* BEGIN *
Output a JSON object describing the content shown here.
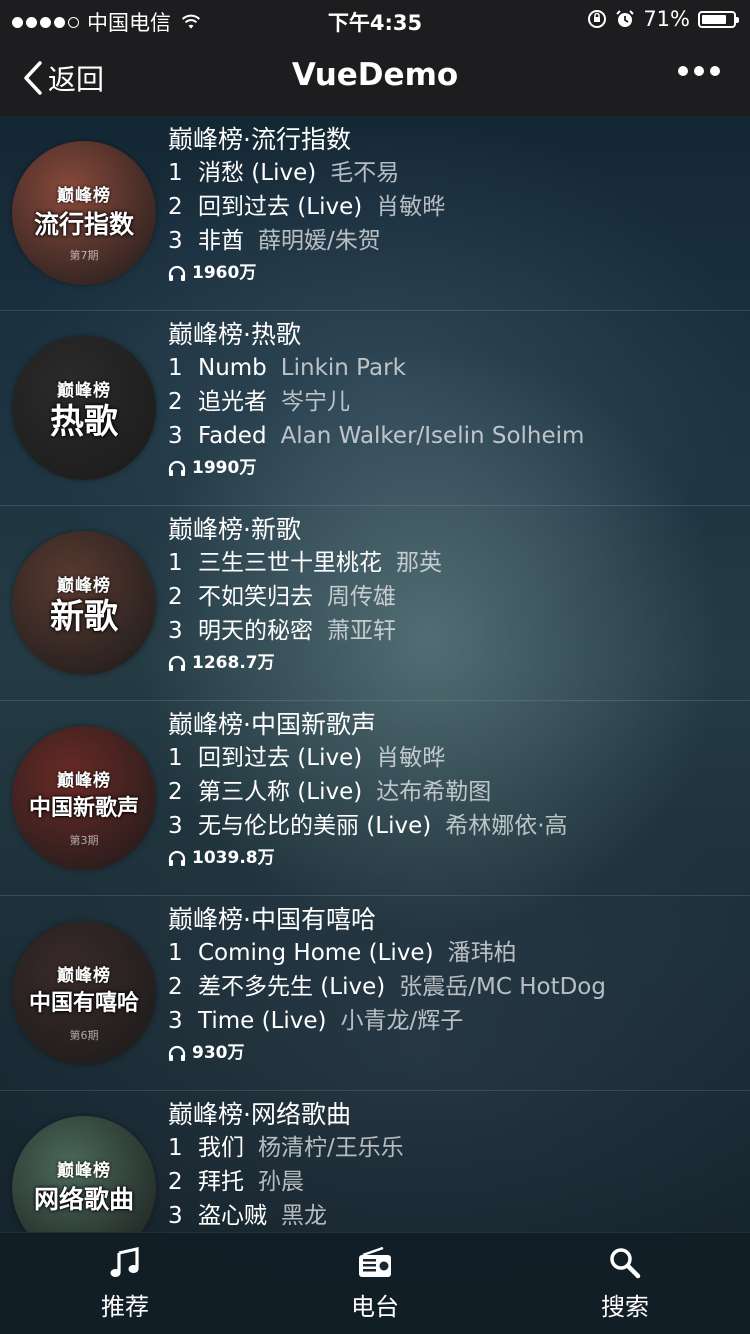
{
  "status_bar": {
    "carrier": "中国电信",
    "time": "下午4:35",
    "battery": "71%"
  },
  "nav": {
    "back_label": "返回",
    "title": "VueDemo"
  },
  "charts": [
    {
      "title": "巅峰榜·流行指数",
      "cover_brand": "巅峰榜",
      "cover_label": "流行指数",
      "cover_sub": "第7期",
      "cover_color": "#8a4a3c",
      "songs": [
        {
          "rank": "1",
          "name": "消愁 (Live)",
          "artist": "毛不易"
        },
        {
          "rank": "2",
          "name": "回到过去 (Live)",
          "artist": "肖敏晔"
        },
        {
          "rank": "3",
          "name": "非酋",
          "artist": "薛明媛/朱贺"
        }
      ],
      "plays": "1960万"
    },
    {
      "title": "巅峰榜·热歌",
      "cover_brand": "巅峰榜",
      "cover_label": "热歌",
      "cover_sub": "",
      "cover_color": "#2b2b2b",
      "songs": [
        {
          "rank": "1",
          "name": "Numb",
          "artist": "Linkin Park"
        },
        {
          "rank": "2",
          "name": "追光者",
          "artist": "岑宁儿"
        },
        {
          "rank": "3",
          "name": "Faded",
          "artist": "Alan Walker/Iselin Solheim"
        }
      ],
      "plays": "1990万"
    },
    {
      "title": "巅峰榜·新歌",
      "cover_brand": "巅峰榜",
      "cover_label": "新歌",
      "cover_sub": "",
      "cover_color": "#5a3a30",
      "songs": [
        {
          "rank": "1",
          "name": "三生三世十里桃花",
          "artist": "那英"
        },
        {
          "rank": "2",
          "name": "不如笑归去",
          "artist": "周传雄"
        },
        {
          "rank": "3",
          "name": "明天的秘密",
          "artist": "萧亚轩"
        }
      ],
      "plays": "1268.7万"
    },
    {
      "title": "巅峰榜·中国新歌声",
      "cover_brand": "巅峰榜",
      "cover_label": "中国新歌声",
      "cover_sub": "第3期",
      "cover_color": "#6a2a26",
      "songs": [
        {
          "rank": "1",
          "name": "回到过去 (Live)",
          "artist": "肖敏晔"
        },
        {
          "rank": "2",
          "name": "第三人称 (Live)",
          "artist": "达布希勒图"
        },
        {
          "rank": "3",
          "name": "无与伦比的美丽 (Live)",
          "artist": "希林娜依·高"
        }
      ],
      "plays": "1039.8万"
    },
    {
      "title": "巅峰榜·中国有嘻哈",
      "cover_brand": "巅峰榜",
      "cover_label": "中国有嘻哈",
      "cover_sub": "第6期",
      "cover_color": "#3a2a2a",
      "songs": [
        {
          "rank": "1",
          "name": "Coming Home (Live)",
          "artist": "潘玮柏"
        },
        {
          "rank": "2",
          "name": "差不多先生 (Live)",
          "artist": "张震岳/MC HotDog"
        },
        {
          "rank": "3",
          "name": "Time (Live)",
          "artist": "小青龙/辉子"
        }
      ],
      "plays": "930万"
    },
    {
      "title": "巅峰榜·网络歌曲",
      "cover_brand": "巅峰榜",
      "cover_label": "网络歌曲",
      "cover_sub": "",
      "cover_color": "#4a6a5a",
      "songs": [
        {
          "rank": "1",
          "name": "我们",
          "artist": "杨清柠/王乐乐"
        },
        {
          "rank": "2",
          "name": "拜托",
          "artist": "孙晨"
        },
        {
          "rank": "3",
          "name": "盗心贼",
          "artist": "黑龙"
        }
      ],
      "plays": ""
    }
  ],
  "tabs": [
    {
      "label": "推荐",
      "icon": "music-note-icon"
    },
    {
      "label": "电台",
      "icon": "radio-icon"
    },
    {
      "label": "搜索",
      "icon": "search-icon"
    }
  ]
}
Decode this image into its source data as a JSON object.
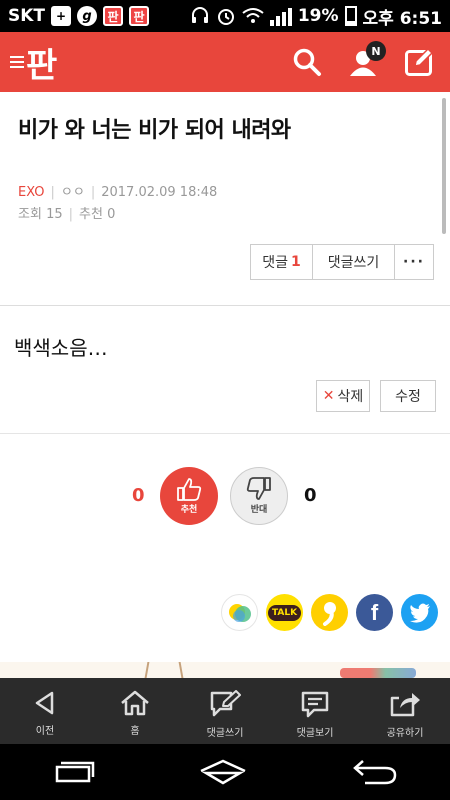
* END *
● Exercise brief: Your task is to return the entries above exactly, with no pictures.

● Worked answer:
Output a JSON object describing the content shown here.
{
  "status_bar": {
    "carrier": "中国电信",
    "time": "下午4:35",
    "battery": "71%"
  },
  "nav": {
    "back_label": "返回",
    "title": "VueDemo"
  },
  "charts": [
    {
      "title": "巅峰榜·流行指数",
      "cover_brand": "巅峰榜",
      "cover_label": "流行指数",
      "cover_sub": "第7期",
      "cover_color": "#8a4a3c",
      "songs": [
        {
          "rank": "1",
          "name": "消愁 (Live)",
          "artist": "毛不易"
        },
        {
          "rank": "2",
          "name": "回到过去 (Live)",
          "artist": "肖敏晔"
        },
        {
          "rank": "3",
          "name": "非酋",
          "artist": "薛明媛/朱贺"
        }
      ],
      "plays": "1960万"
    },
    {
      "title": "巅峰榜·热歌",
      "cover_brand": "巅峰榜",
      "cover_label": "热歌",
      "cover_sub": "",
      "cover_color": "#2b2b2b",
      "songs": [
        {
          "rank": "1",
          "name": "Numb",
          "artist": "Linkin Park"
        },
        {
          "rank": "2",
          "name": "追光者",
          "artist": "岑宁儿"
        },
        {
          "rank": "3",
          "name": "Faded",
          "artist": "Alan Walker/Iselin Solheim"
        }
      ],
      "plays": "1990万"
    },
    {
      "title": "巅峰榜·新歌",
      "cover_brand": "巅峰榜",
      "cover_label": "新歌",
      "cover_sub": "",
      "cover_color": "#5a3a30",
      "songs": [
        {
          "rank": "1",
          "name": "三生三世十里桃花",
          "artist": "那英"
        },
        {
          "rank": "2",
          "name": "不如笑归去",
          "artist": "周传雄"
        },
        {
          "rank": "3",
          "name": "明天的秘密",
          "artist": "萧亚轩"
        }
      ],
      "plays": "1268.7万"
    },
    {
      "title": "巅峰榜·中国新歌声",
      "cover_brand": "巅峰榜",
      "cover_label": "中国新歌声",
      "cover_sub": "第3期",
      "cover_color": "#6a2a26",
      "songs": [
        {
          "rank": "1",
          "name": "回到过去 (Live)",
          "artist": "肖敏晔"
        },
        {
          "rank": "2",
          "name": "第三人称 (Live)",
          "artist": "达布希勒图"
        },
        {
          "rank": "3",
          "name": "无与伦比的美丽 (Live)",
          "artist": "希林娜依·高"
        }
      ],
      "plays": "1039.8万"
    },
    {
      "title": "巅峰榜·中国有嘻哈",
      "cover_brand": "巅峰榜",
      "cover_label": "中国有嘻哈",
      "cover_sub": "第6期",
      "cover_color": "#3a2a2a",
      "songs": [
        {
          "rank": "1",
          "name": "Coming Home (Live)",
          "artist": "潘玮柏"
        },
        {
          "rank": "2",
          "name": "差不多先生 (Live)",
          "artist": "张震岳/MC HotDog"
        },
        {
          "rank": "3",
          "name": "Time (Live)",
          "artist": "小青龙/辉子"
        }
      ],
      "plays": "930万"
    },
    {
      "title": "巅峰榜·网络歌曲",
      "cover_brand": "巅峰榜",
      "cover_label": "网络歌曲",
      "cover_sub": "",
      "cover_color": "#4a6a5a",
      "songs": [
        {
          "rank": "1",
          "name": "我们",
          "artist": "杨清柠/王乐乐"
        },
        {
          "rank": "2",
          "name": "拜托",
          "artist": "孙晨"
        },
        {
          "rank": "3",
          "name": "盗心贼",
          "artist": "黑龙"
        }
      ],
      "plays": ""
    }
  ],
  "tabs": [
    {
      "label": "推荐",
      "icon": "music-note-icon"
    },
    {
      "label": "电台",
      "icon": "radio-icon"
    },
    {
      "label": "搜索",
      "icon": "search-icon"
    }
  ]
}
Decode this image into its source data as a JSON object.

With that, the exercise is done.